### Data records
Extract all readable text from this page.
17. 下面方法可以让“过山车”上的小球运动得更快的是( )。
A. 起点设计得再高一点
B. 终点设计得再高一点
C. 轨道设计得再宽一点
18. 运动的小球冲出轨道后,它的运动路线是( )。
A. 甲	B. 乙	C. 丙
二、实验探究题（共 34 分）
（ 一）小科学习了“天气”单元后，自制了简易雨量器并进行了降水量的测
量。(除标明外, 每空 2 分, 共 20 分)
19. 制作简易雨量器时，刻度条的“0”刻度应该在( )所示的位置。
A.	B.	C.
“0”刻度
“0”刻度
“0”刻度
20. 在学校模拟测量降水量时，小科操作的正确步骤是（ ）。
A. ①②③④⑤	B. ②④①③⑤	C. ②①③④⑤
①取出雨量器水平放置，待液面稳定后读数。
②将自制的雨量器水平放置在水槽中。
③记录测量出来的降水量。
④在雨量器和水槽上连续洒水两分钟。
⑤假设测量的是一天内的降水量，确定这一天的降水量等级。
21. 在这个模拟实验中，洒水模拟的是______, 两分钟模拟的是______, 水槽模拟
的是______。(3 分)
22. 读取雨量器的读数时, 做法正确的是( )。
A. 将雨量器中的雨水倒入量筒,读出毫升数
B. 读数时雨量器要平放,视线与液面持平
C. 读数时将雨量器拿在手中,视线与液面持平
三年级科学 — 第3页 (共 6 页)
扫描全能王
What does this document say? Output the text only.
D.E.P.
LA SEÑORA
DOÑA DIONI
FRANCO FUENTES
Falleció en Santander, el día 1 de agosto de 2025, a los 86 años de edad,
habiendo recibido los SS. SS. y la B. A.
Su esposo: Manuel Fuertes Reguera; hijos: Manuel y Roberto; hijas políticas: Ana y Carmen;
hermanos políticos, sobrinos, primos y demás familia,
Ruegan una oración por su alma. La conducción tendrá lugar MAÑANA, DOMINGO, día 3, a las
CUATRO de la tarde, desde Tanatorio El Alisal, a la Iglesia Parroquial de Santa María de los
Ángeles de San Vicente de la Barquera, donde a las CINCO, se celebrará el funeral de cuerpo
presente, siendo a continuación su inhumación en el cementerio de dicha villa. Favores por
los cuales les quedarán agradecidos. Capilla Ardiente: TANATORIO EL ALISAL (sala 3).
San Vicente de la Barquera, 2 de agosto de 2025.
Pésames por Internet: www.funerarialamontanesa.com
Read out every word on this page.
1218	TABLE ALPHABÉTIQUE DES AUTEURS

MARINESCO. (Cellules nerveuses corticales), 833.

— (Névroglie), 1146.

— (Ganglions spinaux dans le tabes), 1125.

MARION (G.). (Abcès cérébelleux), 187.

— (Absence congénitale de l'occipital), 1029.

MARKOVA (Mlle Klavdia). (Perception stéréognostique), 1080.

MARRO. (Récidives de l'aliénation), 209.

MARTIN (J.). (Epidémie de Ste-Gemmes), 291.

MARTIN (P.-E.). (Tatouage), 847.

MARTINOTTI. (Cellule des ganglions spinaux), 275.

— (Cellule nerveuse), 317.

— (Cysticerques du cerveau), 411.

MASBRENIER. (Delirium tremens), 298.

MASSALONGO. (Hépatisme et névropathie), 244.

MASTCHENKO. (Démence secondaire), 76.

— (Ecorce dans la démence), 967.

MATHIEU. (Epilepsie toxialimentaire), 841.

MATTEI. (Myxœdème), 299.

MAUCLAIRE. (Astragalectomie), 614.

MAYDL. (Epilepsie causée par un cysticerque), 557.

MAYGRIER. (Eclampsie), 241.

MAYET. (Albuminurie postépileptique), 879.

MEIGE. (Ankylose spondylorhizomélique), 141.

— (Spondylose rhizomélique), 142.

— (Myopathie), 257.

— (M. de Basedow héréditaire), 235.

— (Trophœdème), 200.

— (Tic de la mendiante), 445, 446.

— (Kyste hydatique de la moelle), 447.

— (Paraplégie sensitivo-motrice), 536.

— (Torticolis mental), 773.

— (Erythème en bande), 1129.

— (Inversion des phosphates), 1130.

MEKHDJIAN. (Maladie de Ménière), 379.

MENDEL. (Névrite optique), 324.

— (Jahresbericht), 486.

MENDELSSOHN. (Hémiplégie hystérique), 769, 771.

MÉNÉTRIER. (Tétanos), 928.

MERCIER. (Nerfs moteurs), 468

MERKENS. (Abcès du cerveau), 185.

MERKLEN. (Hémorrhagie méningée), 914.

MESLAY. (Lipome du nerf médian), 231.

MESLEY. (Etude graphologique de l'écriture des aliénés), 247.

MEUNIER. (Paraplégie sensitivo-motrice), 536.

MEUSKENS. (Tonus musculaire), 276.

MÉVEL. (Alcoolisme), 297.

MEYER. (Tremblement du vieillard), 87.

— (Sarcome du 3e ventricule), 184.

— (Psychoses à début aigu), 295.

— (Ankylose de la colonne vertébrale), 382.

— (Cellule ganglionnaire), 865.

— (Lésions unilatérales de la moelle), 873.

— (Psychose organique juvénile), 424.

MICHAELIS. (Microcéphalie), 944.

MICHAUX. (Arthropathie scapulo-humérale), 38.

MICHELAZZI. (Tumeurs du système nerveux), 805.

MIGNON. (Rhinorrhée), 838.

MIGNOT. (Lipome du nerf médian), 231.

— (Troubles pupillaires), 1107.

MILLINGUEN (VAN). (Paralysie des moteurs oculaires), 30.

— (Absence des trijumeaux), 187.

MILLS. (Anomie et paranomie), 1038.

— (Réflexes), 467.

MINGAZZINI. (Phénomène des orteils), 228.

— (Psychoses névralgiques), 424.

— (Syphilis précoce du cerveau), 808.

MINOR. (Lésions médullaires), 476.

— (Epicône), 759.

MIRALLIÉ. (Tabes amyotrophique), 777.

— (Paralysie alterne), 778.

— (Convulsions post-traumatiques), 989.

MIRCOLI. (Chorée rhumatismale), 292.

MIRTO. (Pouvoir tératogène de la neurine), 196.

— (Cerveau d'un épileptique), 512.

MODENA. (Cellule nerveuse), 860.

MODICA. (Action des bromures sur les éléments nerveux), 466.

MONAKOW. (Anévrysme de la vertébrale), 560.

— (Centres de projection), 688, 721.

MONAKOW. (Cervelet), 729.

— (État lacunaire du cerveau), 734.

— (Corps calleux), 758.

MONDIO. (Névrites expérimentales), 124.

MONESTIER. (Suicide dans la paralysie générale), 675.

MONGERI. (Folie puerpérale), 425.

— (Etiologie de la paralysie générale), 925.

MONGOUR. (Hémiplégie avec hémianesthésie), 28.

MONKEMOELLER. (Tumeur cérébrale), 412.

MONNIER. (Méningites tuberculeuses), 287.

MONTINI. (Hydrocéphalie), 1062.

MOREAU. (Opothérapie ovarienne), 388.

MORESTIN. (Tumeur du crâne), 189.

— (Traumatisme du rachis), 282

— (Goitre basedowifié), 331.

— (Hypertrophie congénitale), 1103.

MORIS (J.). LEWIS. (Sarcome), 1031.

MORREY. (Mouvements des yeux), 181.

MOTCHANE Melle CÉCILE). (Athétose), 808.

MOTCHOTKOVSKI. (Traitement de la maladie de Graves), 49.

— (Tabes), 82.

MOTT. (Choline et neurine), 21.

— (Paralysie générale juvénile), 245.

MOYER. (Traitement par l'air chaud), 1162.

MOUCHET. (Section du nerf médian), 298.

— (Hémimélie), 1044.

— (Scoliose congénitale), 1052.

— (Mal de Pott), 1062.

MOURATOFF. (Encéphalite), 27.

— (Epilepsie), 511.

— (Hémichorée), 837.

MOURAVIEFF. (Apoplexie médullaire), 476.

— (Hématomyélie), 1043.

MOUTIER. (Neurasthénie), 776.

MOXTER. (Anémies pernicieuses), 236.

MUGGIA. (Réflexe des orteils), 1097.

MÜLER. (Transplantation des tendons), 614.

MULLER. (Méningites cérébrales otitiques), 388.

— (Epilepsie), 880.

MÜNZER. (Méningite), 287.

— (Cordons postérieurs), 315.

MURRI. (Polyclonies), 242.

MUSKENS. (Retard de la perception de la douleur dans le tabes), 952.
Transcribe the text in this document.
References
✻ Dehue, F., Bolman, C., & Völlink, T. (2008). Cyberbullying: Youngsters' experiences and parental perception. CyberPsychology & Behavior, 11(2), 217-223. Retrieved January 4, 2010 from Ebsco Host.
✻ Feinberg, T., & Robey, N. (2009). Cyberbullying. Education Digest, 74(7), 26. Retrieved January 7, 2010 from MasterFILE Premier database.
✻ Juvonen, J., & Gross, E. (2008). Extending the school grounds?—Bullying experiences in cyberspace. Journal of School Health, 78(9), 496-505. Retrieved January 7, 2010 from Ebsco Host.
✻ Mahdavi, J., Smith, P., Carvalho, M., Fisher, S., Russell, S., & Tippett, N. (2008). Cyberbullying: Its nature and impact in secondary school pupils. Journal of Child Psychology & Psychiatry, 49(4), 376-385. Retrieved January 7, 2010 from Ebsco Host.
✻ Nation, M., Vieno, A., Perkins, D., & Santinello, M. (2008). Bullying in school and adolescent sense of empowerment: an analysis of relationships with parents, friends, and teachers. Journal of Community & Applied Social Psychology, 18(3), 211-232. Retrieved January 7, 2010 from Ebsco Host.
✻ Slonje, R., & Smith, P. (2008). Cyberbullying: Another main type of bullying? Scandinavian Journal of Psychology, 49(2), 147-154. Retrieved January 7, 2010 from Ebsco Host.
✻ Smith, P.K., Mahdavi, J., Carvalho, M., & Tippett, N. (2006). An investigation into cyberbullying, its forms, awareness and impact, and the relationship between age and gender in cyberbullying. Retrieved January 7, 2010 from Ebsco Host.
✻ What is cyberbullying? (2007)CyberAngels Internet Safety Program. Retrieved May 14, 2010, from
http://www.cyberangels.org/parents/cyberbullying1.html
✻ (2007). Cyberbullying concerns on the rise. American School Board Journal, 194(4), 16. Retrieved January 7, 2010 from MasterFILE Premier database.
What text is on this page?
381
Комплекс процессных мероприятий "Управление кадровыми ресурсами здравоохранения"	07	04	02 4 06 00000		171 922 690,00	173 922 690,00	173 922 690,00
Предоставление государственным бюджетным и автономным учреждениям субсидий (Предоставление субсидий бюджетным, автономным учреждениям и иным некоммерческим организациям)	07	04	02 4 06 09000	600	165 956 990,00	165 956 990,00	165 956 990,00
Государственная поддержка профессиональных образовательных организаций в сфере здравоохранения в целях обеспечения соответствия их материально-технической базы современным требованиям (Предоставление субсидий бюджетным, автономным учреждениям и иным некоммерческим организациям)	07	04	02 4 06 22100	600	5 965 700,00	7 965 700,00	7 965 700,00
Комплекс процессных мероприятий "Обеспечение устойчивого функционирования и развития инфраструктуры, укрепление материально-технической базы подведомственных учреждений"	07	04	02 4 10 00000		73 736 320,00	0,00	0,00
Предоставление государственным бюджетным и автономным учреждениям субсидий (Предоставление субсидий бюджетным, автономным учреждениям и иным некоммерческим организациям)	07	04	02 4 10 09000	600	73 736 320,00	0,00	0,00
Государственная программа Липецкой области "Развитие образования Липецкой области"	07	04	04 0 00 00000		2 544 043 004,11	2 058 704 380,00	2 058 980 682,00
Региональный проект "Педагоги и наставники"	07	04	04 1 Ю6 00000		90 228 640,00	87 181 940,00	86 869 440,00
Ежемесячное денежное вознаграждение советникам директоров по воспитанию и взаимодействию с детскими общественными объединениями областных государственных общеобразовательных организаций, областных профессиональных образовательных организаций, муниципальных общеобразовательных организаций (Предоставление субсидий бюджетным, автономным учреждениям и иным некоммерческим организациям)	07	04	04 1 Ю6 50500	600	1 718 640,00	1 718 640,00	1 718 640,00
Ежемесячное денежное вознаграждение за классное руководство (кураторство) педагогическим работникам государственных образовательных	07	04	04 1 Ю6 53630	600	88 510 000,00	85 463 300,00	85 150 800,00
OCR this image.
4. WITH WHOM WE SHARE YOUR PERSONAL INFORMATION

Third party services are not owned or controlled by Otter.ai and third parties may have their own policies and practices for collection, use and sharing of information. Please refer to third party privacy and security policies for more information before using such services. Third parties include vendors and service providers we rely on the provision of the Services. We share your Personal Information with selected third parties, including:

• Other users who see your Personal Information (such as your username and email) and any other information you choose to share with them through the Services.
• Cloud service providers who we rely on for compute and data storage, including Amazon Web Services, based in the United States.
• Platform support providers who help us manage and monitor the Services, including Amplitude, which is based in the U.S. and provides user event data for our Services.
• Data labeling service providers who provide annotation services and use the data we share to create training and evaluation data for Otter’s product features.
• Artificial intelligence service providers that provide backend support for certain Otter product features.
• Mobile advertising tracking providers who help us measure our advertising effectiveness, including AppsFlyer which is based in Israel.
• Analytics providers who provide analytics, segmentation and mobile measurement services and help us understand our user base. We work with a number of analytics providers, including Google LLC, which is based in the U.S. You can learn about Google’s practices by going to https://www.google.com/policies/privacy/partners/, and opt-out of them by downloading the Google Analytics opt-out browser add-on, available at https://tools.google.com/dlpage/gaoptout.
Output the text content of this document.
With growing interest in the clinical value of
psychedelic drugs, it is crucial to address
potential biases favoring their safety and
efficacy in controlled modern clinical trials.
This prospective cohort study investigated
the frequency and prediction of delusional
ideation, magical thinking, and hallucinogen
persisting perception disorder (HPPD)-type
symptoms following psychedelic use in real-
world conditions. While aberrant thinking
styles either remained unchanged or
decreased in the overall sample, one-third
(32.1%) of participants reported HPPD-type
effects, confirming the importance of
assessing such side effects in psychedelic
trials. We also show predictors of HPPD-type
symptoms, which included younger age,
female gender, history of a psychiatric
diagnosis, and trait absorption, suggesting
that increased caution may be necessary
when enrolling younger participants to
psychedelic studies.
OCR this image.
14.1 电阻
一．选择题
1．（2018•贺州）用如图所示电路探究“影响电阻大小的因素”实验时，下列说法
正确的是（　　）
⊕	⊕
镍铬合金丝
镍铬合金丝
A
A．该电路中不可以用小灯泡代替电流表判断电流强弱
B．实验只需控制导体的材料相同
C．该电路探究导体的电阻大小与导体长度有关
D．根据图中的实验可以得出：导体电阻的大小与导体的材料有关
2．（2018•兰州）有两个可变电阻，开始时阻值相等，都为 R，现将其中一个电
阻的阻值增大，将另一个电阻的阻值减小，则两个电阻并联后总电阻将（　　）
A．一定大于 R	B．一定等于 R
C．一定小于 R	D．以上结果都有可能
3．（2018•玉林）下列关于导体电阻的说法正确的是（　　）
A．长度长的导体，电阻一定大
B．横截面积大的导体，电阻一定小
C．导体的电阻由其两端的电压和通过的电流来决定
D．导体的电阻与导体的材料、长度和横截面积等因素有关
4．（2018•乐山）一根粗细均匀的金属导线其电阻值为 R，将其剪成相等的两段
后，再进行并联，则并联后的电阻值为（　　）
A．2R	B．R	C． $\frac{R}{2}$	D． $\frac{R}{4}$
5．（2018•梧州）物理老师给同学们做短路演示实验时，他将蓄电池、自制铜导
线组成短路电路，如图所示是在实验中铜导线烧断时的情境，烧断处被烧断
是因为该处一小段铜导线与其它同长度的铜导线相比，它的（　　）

### Problem to solve
Pull out every line containing "moteurs".

### Reply
MERCIER. (Nerfs moteurs), 468
MILLINGUEN (VAN). (Paralysie des moteurs oculaires), 30.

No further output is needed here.